▸ WRITTEN PROBLEM
In the listing below, locate the lines bearing the word "only". Copy every one of them.

[Recorded data]
....
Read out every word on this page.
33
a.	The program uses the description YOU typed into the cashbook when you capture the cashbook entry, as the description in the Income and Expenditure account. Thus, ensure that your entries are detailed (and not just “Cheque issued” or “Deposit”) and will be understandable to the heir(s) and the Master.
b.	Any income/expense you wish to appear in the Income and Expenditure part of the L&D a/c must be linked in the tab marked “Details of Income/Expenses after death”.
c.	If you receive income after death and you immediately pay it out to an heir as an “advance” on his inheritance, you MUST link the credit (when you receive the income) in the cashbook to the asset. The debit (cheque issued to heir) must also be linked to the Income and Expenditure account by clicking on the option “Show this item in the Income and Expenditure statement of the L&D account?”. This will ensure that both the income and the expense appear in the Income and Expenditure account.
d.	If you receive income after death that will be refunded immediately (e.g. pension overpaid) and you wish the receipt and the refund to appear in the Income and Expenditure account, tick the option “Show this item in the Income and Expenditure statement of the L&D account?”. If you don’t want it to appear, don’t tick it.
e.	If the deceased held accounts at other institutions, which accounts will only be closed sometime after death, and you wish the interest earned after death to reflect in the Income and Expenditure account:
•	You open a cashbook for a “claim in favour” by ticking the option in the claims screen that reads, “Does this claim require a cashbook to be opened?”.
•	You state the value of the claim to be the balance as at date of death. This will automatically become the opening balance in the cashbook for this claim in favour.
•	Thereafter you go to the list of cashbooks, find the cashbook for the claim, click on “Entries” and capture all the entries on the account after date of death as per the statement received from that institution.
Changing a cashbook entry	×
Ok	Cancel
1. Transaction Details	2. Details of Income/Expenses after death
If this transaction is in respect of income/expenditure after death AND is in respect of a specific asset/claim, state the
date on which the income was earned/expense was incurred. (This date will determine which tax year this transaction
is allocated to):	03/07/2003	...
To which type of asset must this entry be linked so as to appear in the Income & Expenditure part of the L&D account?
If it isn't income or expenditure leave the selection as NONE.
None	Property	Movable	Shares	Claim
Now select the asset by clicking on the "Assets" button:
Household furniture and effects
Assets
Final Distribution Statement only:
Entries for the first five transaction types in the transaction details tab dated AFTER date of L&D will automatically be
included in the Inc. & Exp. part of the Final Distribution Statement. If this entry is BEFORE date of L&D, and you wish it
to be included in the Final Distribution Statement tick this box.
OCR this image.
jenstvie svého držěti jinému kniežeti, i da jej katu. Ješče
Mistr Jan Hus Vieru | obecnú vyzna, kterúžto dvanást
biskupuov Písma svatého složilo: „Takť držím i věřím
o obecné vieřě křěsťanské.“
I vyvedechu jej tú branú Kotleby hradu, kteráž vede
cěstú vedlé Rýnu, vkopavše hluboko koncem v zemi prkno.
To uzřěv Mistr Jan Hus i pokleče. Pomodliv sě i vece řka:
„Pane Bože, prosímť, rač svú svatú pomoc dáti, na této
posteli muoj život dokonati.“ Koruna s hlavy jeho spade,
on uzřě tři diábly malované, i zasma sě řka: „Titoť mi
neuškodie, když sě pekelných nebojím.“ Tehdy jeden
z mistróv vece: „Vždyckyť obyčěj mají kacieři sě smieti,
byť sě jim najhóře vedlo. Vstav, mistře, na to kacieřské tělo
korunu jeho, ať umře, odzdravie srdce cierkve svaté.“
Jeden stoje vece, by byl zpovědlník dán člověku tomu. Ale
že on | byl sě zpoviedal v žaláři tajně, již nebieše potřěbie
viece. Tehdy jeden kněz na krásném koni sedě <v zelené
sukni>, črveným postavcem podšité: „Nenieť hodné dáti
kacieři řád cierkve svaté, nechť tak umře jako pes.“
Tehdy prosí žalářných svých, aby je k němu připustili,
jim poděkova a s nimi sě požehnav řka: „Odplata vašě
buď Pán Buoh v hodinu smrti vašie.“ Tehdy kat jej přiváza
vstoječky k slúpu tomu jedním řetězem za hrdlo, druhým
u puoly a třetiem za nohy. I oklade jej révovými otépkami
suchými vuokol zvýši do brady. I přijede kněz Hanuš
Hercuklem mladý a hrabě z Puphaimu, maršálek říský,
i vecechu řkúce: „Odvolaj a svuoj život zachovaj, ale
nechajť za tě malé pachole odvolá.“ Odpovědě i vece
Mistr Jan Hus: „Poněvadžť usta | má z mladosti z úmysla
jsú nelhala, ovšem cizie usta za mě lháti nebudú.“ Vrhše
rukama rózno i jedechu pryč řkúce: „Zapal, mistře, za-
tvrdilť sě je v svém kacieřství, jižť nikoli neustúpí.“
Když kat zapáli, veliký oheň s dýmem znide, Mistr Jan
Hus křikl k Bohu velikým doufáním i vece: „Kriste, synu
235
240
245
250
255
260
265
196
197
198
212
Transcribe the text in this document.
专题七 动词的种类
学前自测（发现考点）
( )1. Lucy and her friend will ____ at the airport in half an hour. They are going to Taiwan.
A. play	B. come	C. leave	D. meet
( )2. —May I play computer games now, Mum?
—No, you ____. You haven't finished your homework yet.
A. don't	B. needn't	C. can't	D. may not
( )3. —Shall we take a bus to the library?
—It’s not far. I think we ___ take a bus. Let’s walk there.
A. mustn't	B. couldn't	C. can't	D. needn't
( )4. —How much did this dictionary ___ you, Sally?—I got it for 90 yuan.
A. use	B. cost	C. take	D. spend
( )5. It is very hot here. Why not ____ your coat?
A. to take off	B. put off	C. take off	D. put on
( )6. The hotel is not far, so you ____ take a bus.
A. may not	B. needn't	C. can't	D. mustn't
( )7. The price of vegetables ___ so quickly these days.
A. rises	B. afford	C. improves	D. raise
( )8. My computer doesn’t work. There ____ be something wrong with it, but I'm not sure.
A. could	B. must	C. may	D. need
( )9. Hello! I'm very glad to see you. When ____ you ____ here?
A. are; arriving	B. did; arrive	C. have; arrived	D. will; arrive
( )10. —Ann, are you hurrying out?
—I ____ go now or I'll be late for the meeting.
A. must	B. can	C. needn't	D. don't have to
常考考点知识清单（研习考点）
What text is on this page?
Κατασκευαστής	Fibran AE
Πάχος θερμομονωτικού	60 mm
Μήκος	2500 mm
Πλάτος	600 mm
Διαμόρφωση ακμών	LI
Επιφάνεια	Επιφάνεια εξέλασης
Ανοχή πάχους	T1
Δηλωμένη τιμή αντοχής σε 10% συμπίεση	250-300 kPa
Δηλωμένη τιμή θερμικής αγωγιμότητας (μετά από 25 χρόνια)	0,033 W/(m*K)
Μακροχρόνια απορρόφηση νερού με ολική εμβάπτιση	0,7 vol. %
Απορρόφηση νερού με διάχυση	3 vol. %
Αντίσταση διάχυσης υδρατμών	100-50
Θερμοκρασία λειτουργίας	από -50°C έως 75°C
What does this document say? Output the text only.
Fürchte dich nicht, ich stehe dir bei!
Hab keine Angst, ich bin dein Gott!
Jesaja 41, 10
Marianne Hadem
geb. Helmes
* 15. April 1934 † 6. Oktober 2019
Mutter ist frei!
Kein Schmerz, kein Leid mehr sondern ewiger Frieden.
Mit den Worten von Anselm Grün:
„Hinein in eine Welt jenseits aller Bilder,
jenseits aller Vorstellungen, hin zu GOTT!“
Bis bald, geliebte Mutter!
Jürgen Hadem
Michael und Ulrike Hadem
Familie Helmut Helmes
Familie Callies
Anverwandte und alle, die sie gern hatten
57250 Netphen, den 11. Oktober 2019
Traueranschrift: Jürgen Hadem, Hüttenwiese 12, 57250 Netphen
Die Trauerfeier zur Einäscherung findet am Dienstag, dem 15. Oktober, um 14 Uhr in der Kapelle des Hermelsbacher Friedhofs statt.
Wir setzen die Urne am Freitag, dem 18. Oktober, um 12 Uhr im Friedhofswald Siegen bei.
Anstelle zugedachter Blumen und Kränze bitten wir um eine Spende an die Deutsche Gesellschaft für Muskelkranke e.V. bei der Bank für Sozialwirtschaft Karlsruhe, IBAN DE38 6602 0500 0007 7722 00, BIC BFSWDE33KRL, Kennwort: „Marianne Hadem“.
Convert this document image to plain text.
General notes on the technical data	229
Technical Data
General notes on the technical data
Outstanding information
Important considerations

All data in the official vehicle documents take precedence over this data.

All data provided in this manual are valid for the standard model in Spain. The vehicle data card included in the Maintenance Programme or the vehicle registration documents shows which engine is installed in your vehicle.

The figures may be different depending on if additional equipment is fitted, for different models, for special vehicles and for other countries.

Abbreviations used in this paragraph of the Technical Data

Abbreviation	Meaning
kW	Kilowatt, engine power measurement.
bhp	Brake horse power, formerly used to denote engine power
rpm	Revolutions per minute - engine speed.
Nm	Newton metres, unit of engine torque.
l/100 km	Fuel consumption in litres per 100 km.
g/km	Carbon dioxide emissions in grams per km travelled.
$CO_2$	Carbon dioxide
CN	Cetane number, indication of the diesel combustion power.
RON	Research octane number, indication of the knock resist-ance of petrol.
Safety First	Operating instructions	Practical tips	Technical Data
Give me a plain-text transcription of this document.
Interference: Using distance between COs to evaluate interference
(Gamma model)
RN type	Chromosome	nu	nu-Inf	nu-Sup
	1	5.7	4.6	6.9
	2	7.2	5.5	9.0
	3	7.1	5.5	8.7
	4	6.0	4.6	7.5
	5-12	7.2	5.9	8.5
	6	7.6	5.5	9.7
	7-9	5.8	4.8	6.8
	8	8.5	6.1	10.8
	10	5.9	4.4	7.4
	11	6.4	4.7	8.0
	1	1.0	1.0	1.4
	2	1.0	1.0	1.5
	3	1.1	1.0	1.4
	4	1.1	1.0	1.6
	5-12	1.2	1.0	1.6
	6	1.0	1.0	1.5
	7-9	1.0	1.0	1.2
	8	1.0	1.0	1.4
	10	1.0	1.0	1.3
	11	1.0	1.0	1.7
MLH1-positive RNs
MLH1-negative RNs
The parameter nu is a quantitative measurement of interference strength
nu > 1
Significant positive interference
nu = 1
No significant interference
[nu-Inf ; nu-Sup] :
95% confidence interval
....
▸ FINISHED EXERCISE
e.	If the deceased held accounts at other institutions, which accounts will only be closed sometime after death, and you wish the interest earned after death to reflect in the Income and Expenditure account:
Final Distribution Statement only:
What does this document say? Output the text only.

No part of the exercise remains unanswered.